Stored data entries
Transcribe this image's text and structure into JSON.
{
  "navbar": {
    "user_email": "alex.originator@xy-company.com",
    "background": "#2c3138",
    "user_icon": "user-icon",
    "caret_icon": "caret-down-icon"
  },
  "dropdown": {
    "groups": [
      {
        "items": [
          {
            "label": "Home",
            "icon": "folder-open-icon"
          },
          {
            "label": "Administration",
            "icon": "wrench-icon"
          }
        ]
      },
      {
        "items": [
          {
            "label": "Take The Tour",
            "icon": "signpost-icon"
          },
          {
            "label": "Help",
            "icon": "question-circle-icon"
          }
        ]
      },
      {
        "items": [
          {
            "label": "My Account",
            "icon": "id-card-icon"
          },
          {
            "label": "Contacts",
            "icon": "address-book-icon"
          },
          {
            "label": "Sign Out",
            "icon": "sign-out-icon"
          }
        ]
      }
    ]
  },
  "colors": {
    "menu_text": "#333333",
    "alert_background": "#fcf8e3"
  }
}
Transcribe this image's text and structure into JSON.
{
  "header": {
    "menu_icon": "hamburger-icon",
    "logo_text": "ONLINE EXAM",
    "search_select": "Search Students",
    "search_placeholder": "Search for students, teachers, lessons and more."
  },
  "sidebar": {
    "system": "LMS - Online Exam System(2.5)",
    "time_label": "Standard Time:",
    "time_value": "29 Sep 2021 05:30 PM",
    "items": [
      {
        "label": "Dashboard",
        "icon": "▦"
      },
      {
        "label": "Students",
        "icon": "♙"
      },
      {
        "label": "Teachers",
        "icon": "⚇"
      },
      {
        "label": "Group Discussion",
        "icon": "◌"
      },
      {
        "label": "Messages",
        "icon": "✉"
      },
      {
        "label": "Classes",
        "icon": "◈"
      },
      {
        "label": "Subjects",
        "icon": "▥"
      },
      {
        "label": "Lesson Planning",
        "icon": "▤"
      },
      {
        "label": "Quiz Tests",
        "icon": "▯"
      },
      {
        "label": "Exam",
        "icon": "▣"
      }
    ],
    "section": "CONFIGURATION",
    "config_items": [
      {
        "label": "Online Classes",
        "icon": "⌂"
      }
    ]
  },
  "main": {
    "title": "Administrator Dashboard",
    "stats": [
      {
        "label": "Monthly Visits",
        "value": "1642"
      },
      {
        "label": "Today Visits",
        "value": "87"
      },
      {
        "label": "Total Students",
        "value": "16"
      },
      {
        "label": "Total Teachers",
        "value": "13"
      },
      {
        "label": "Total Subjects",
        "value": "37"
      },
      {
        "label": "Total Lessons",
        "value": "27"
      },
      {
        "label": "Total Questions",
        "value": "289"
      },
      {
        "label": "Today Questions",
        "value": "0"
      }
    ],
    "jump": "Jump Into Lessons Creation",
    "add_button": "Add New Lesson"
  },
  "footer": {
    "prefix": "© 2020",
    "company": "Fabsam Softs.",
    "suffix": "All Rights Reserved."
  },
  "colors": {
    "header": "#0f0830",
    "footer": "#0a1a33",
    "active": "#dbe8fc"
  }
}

#### [DESCRIPTION OF THE TASK]
Read the data above and pull out each line that holds the string "Classes".

#### [FULL SOLUTION]
        "label": "Classes",
        "label": "Online Classes",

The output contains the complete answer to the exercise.